> _Task requirements_
Reproduce the data in its entirety, exactly as supplied.

> _Dataset content_
::::

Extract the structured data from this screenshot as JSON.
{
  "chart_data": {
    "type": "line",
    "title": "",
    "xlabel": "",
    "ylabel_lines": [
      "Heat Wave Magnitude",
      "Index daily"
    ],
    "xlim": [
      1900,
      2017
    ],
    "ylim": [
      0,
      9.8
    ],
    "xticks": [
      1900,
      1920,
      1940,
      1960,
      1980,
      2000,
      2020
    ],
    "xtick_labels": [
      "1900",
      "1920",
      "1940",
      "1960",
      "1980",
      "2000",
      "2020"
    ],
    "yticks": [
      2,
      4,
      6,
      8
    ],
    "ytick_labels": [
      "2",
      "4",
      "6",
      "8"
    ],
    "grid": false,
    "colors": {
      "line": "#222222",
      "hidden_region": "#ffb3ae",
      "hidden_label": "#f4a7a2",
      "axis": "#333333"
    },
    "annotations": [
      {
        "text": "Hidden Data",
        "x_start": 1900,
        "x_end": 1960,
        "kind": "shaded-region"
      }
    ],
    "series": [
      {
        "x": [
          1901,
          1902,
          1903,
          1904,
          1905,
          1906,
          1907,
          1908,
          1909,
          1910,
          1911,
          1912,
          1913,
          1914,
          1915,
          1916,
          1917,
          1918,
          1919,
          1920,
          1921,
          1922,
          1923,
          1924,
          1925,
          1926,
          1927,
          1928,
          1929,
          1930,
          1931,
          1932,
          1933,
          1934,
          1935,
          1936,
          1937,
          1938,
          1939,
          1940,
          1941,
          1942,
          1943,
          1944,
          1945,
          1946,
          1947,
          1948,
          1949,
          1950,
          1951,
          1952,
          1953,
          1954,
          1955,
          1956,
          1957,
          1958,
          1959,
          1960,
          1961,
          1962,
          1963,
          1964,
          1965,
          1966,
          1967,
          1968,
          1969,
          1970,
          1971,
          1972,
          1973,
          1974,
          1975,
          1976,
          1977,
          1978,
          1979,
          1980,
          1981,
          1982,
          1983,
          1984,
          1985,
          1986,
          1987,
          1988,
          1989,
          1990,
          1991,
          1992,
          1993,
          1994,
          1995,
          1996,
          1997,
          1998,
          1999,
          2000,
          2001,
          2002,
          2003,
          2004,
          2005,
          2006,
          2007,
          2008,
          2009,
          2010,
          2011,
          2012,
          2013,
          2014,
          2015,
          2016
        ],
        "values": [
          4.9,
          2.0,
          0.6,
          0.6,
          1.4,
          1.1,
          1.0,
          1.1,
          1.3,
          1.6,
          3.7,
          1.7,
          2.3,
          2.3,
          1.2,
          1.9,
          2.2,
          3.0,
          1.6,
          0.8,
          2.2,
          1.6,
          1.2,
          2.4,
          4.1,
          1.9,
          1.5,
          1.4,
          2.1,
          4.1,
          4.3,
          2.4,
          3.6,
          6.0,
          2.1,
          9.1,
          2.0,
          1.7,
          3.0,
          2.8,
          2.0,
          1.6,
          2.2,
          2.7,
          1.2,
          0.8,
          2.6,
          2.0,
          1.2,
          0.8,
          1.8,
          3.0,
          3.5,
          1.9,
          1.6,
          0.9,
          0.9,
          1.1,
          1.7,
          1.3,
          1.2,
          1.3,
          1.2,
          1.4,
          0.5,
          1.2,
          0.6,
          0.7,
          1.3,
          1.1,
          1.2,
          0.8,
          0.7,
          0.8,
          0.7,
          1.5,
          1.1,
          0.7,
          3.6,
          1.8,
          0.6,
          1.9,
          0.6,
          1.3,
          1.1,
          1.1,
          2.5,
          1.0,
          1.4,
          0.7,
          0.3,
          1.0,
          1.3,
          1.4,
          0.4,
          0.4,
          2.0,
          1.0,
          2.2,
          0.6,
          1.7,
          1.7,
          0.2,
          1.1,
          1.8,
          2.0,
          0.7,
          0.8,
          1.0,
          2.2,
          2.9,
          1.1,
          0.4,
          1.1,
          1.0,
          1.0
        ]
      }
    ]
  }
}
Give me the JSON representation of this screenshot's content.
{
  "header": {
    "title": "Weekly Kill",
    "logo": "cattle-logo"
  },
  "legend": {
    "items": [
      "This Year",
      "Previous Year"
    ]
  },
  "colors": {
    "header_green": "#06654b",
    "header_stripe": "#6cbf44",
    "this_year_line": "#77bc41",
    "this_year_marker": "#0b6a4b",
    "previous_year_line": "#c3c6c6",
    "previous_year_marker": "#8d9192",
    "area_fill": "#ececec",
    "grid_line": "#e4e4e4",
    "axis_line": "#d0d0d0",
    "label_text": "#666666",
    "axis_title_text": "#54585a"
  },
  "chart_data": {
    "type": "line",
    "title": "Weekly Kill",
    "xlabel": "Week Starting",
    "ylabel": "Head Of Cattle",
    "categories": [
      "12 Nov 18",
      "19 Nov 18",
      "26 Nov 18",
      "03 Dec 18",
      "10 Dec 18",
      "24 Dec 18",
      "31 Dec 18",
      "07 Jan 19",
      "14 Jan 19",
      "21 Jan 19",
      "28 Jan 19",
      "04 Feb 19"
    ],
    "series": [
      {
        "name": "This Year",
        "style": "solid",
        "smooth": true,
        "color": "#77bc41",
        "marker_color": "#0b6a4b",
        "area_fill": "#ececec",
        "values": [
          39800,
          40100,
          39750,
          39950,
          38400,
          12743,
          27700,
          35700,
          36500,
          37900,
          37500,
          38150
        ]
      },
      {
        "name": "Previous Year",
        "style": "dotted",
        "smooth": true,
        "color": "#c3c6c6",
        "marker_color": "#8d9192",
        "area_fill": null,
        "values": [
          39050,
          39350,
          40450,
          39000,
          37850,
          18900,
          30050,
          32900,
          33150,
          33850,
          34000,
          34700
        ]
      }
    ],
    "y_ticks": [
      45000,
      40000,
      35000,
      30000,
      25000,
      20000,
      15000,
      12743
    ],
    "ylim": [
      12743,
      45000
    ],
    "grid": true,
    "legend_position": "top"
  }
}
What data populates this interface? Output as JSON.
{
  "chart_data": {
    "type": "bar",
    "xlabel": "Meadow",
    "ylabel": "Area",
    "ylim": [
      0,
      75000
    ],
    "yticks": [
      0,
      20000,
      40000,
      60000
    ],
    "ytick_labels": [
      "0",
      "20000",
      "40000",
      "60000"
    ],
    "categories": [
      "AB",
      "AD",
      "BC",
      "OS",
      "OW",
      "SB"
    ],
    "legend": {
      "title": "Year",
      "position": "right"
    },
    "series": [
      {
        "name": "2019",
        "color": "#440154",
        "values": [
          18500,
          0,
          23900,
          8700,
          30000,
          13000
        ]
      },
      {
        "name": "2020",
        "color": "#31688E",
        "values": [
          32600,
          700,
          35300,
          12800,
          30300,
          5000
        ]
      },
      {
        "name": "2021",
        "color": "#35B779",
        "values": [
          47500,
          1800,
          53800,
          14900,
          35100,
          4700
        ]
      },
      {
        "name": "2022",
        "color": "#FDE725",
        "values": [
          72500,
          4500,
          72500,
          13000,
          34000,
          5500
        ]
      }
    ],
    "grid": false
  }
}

::::

> _Full answer_
Extract the structured data from this screenshot as JSON.
{
  "chart_data": {
    "type": "line",
    "title": "",
    "xlabel": "",
    "ylabel_lines": [
      "Heat Wave Magnitude",
      "Index daily"
    ],
    "xlim": [
      1900,
      2017
    ],
    "ylim": [
      0,
      9.8
    ],
    "xticks": [
      1900,
      1920,
      1940,
      1960,
      1980,
      2000,
      2020
    ],
    "xtick_labels": [
      "1900",
      "1920",
      "1940",
      "1960",
      "1980",
      "2000",
      "2020"
    ],
    "yticks": [
      2,
      4,
      6,
      8
    ],
    "ytick_labels": [
      "2",
      "4",
      "6",
      "8"
    ],
    "grid": false,
    "colors": {
      "line": "#222222",
      "hidden_region": "#ffb3ae",
      "hidden_label": "#f4a7a2",
      "axis": "#333333"
    },
    "annotations": [
      {
        "text": "Hidden Data",
        "x_start": 1900,
        "x_end": 1960,
        "kind": "shaded-region"
      }
    ],
    "series": [
      {
        "x": [
          1901,
          1902,
          1903,
          1904,
          1905,
          1906,
          1907,
          1908,
          1909,
          1910,
          1911,
          1912,
          1913,
          1914,
          1915,
          1916,
          1917,
          1918,
          1919,
          1920,
          1921,
          1922,
          1923,
          1924,
          1925,
          1926,
          1927,
          1928,
          1929,
          1930,
          1931,
          1932,
          1933,
          1934,
          1935,
          1936,
          1937,
          1938,
          1939,
          1940,
          1941,
          1942,
          1943,
          1944,
          1945,
          1946,
          1947,
          1948,
          1949,
          1950,
          1951,
          1952,
          1953,
          1954,
          1955,
          1956,
          1957,
          1958,
          1959,
          1960,
          1961,
          1962,
          1963,
          1964,
          1965,
          1966,
          1967,
          1968,
          1969,
          1970,
          1971,
          1972,
          1973,
          1974,
          1975,
          1976,
          1977,
          1978,
          1979,
          1980,
          1981,
          1982,
          1983,
          1984,
          1985,
          1986,
          1987,
          1988,
          1989,
          1990,
          1991,
          1992,
          1993,
          1994,
          1995,
          1996,
          1997,
          1998,
          1999,
          2000,
          2001,
          2002,
          2003,
          2004,
          2005,
          2006,
          2007,
          2008,
          2009,
          2010,
          2011,
          2012,
          2013,
          2014,
          2015,
          2016
        ],
        "values": [
          4.9,
          2.0,
          0.6,
          0.6,
          1.4,
          1.1,
          1.0,
          1.1,
          1.3,
          1.6,
          3.7,
          1.7,
          2.3,
          2.3,
          1.2,
          1.9,
          2.2,
          3.0,
          1.6,
          0.8,
          2.2,
          1.6,
          1.2,
          2.4,
          4.1,
          1.9,
          1.5,
          1.4,
          2.1,
          4.1,
          4.3,
          2.4,
          3.6,
          6.0,
          2.1,
          9.1,
          2.0,
          1.7,
          3.0,
          2.8,
          2.0,
          1.6,
          2.2,
          2.7,
          1.2,
          0.8,
          2.6,
          2.0,
          1.2,
          0.8,
          1.8,
          3.0,
          3.5,
          1.9,
          1.6,
          0.9,
          0.9,
          1.1,
          1.7,
          1.3,
          1.2,
          1.3,
          1.2,
          1.4,
          0.5,
          1.2,
          0.6,
          0.7,
          1.3,
          1.1,
          1.2,
          0.8,
          0.7,
          0.8,
          0.7,
          1.5,
          1.1,
          0.7,
          3.6,
          1.8,
          0.6,
          1.9,
          0.6,
          1.3,
          1.1,
          1.1,
          2.5,
          1.0,
          1.4,
          0.7,
          0.3,
          1.0,
          1.3,
          1.4,
          0.4,
          0.4,
          2.0,
          1.0,
          2.2,
          0.6,
          1.7,
          1.7,
          0.2,
          1.1,
          1.8,
          2.0,
          0.7,
          0.8,
          1.0,
          2.2,
          2.9,
          1.1,
          0.4,
          1.1,
          1.0,
          1.0
        ]
      }
    ]
  }
}
Give me the JSON representation of this screenshot's content.
{
  "header": {
    "title": "Weekly Kill",
    "logo": "cattle-logo"
  },
  "legend": {
    "items": [
      "This Year",
      "Previous Year"
    ]
  },
  "colors": {
    "header_green": "#06654b",
    "header_stripe": "#6cbf44",
    "this_year_line": "#77bc41",
    "this_year_marker": "#0b6a4b",
    "previous_year_line": "#c3c6c6",
    "previous_year_marker": "#8d9192",
    "area_fill": "#ececec",
    "grid_line": "#e4e4e4",
    "axis_line": "#d0d0d0",
    "label_text": "#666666",
    "axis_title_text": "#54585a"
  },
  "chart_data": {
    "type": "line",
    "title": "Weekly Kill",
    "xlabel": "Week Starting",
    "ylabel": "Head Of Cattle",
    "categories": [
      "12 Nov 18",
      "19 Nov 18",
      "26 Nov 18",
      "03 Dec 18",
      "10 Dec 18",
      "24 Dec 18",
      "31 Dec 18",
      "07 Jan 19",
      "14 Jan 19",
      "21 Jan 19",
      "28 Jan 19",
      "04 Feb 19"
    ],
    "series": [
      {
        "name": "This Year",
        "style": "solid",
        "smooth": true,
        "color": "#77bc41",
        "marker_color": "#0b6a4b",
        "area_fill": "#ececec",
        "values": [
          39800,
          40100,
          39750,
          39950,
          38400,
          12743,
          27700,
          35700,
          36500,
          37900,
          37500,
          38150
        ]
      },
      {
        "name": "Previous Year",
        "style": "dotted",
        "smooth": true,
        "color": "#c3c6c6",
        "marker_color": "#8d9192",
        "area_fill": null,
        "values": [
          39050,
          39350,
          40450,
          39000,
          37850,
          18900,
          30050,
          32900,
          33150,
          33850,
          34000,
          34700
        ]
      }
    ],
    "y_ticks": [
      45000,
      40000,
      35000,
      30000,
      25000,
      20000,
      15000,
      12743
    ],
    "ylim": [
      12743,
      45000
    ],
    "grid": true,
    "legend_position": "top"
  }
}
What data populates this interface? Output as JSON.
{
  "chart_data": {
    "type": "bar",
    "xlabel": "Meadow",
    "ylabel": "Area",
    "ylim": [
      0,
      75000
    ],
    "yticks": [
      0,
      20000,
      40000,
      60000
    ],
    "ytick_labels": [
      "0",
      "20000",
      "40000",
      "60000"
    ],
    "categories": [
      "AB",
      "AD",
      "BC",
      "OS",
      "OW",
      "SB"
    ],
    "legend": {
      "title": "Year",
      "position": "right"
    },
    "series": [
      {
        "name": "2019",
        "color": "#440154",
        "values": [
          18500,
          0,
          23900,
          8700,
          30000,
          13000
        ]
      },
      {
        "name": "2020",
        "color": "#31688E",
        "values": [
          32600,
          700,
          35300,
          12800,
          30300,
          5000
        ]
      },
      {
        "name": "2021",
        "color": "#35B779",
        "values": [
          47500,
          1800,
          53800,
          14900,
          35100,
          4700
        ]
      },
      {
        "name": "2022",
        "color": "#FDE725",
        "values": [
          72500,
          4500,
          72500,
          13000,
          34000,
          5500
        ]
      }
    ],
    "grid": false
  }
}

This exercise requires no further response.